**Exercício proposto:**
Passe para o inglês a seguinte frase do trecho sobre o povo Munduruku: "Somos mais de 14 mil e temos o nosso movimento de resistência e nossas associações."

**Trecho do documento:**
^^^^

Tudo isso impacta todos os povos indígenas, comunidades tradicionais como Montanha e Mangabal e principalmente nosso povo Munduruku que vivem e protegem há centenas de anos os rios e as florestas do Tapajós. Não existe diálogo para destruição. Nós não negociaremos nossas terras e vamos impedir qualquer organização que servem a isso de entrar no Tapajós.

Alguns parentes cegos com o brilho do ouro, estão fazendo o jogo sujo dos daydu, e publicamente afirmando que o povo Munduruku é a favor de garimpo e da mineração. Vamos repetir: suas palavras estão cheias de “dapxim” – cheias de ódio e mentira.

Esses Munduruku sentados nessas mesas de Brasília com vocês estão doentes. Eles deixaram máquinas de garimpo destruírem nossa terra, e não nos representam, e nem são a maioria.

Nenhum vereador representa o povo Munduruku, porque ele não faz parte da nossa política e organização tradicional. Não podem falar de nenhum lugar sagrado, não podem negociar em nome do povo Munduruku.

Somos mais de 14 mil e temos o nosso movimento de resistência e nossas associações. Temos um protocolo de consulta que deve ser respeitado por vocês como lei, com direito de veto.

Nenhuma lei pode dizer como será feita a consulta a cada povo. A convenção 169 já existe para dizer o que é consulta livre, prévia e informada e nosso protocolo existe para dizer como ela deve ser feita. Não estamos sendo consultados sobre nenhuma dessas leis e projetos que vocês estão pensando para o Tapajós, que é a nossa casa.

Temos autonomia para ter nossa organização e decidir sobre nosso futuro, como vocês escreveram na Constituição Federal de 1988 e na Convenção 169 da OIT.

Estamos construindo nosso bem viver com a sabedoria das mulheres, geradoras da vida, dos nossos pajés, guias espirituais, dos nossos guerreiros, das nossas lideranças e também das nossas crianças, e estamos prontos para rasgar todas essas leis e projetos que espalham a morte.

^^^^

**Dados exibidos:**
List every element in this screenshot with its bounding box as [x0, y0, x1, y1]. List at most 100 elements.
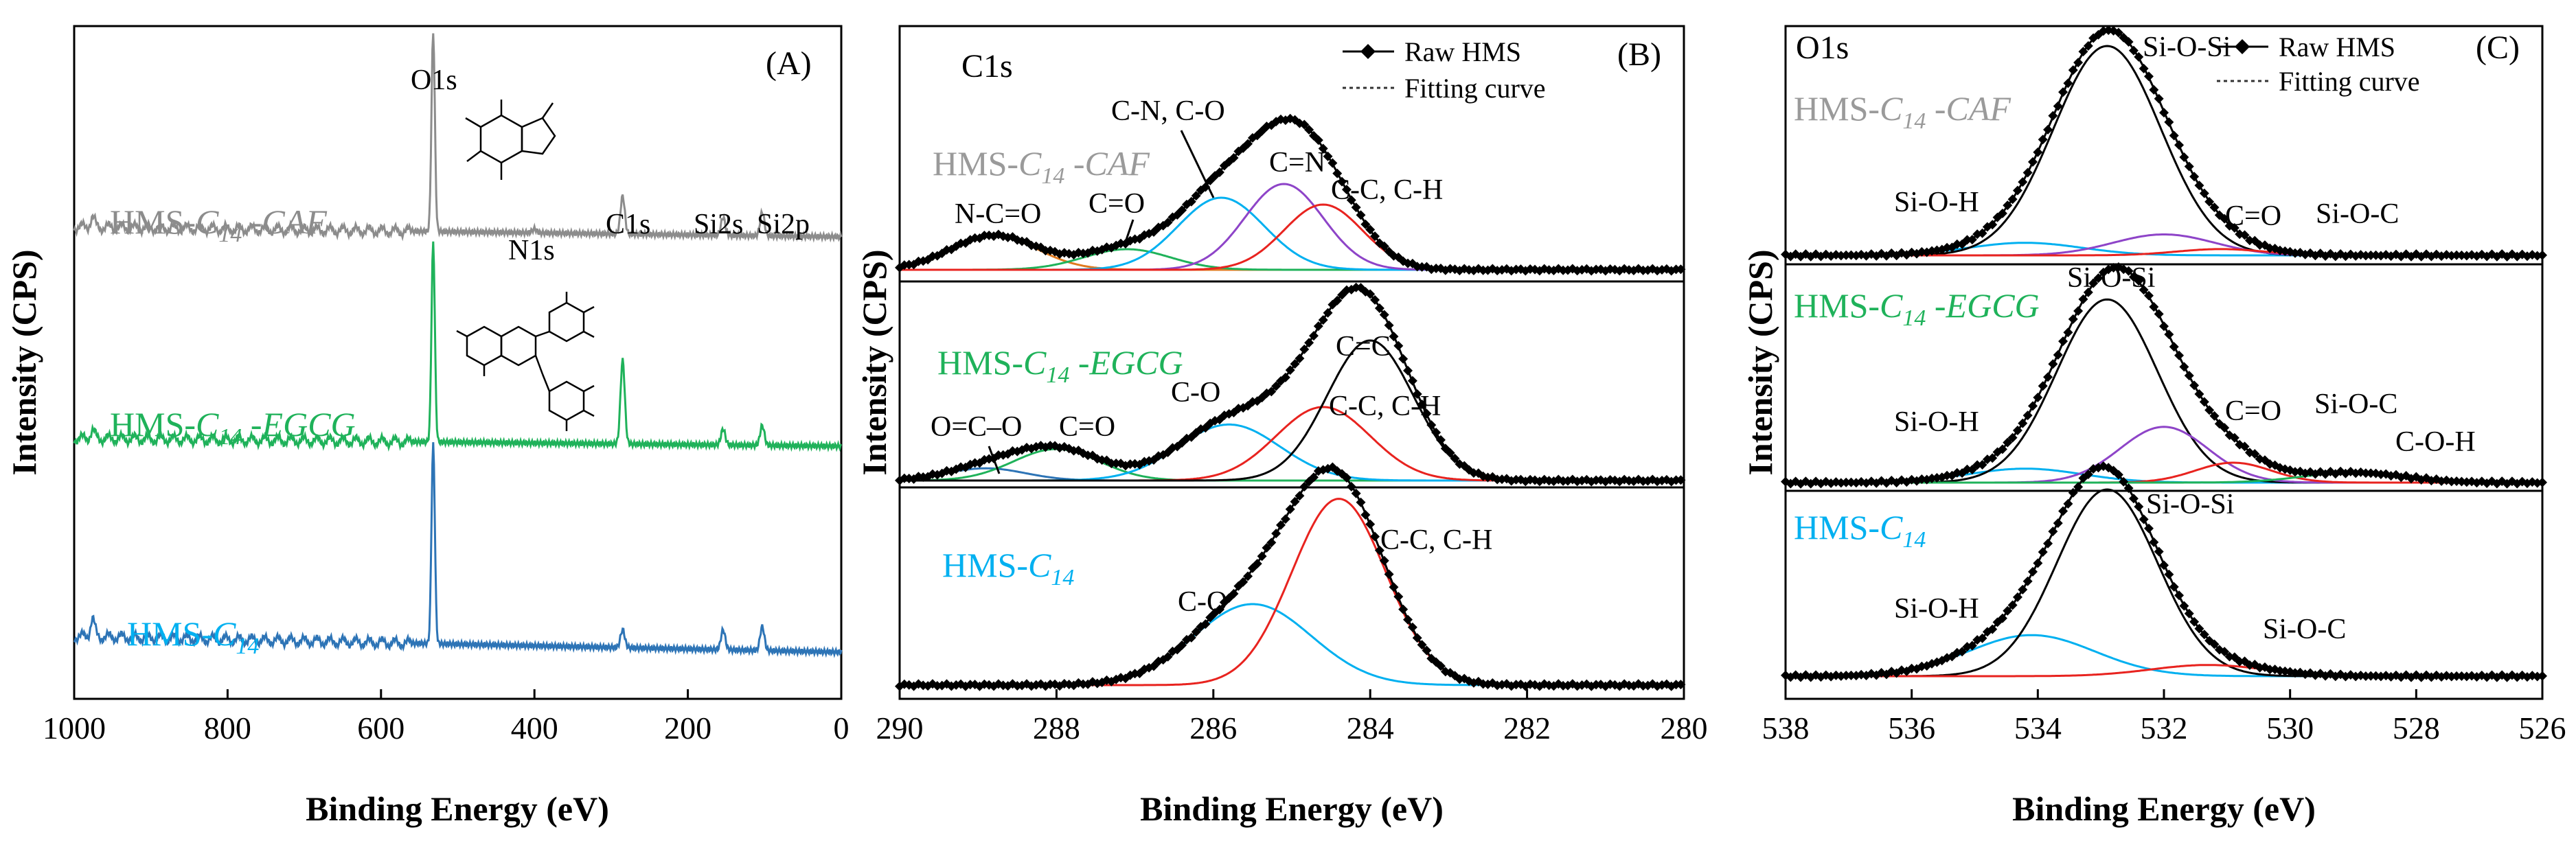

^^^^

**Resultado da tarefa:**
We are more than 14,000, and we have our own resistance movement and our associations.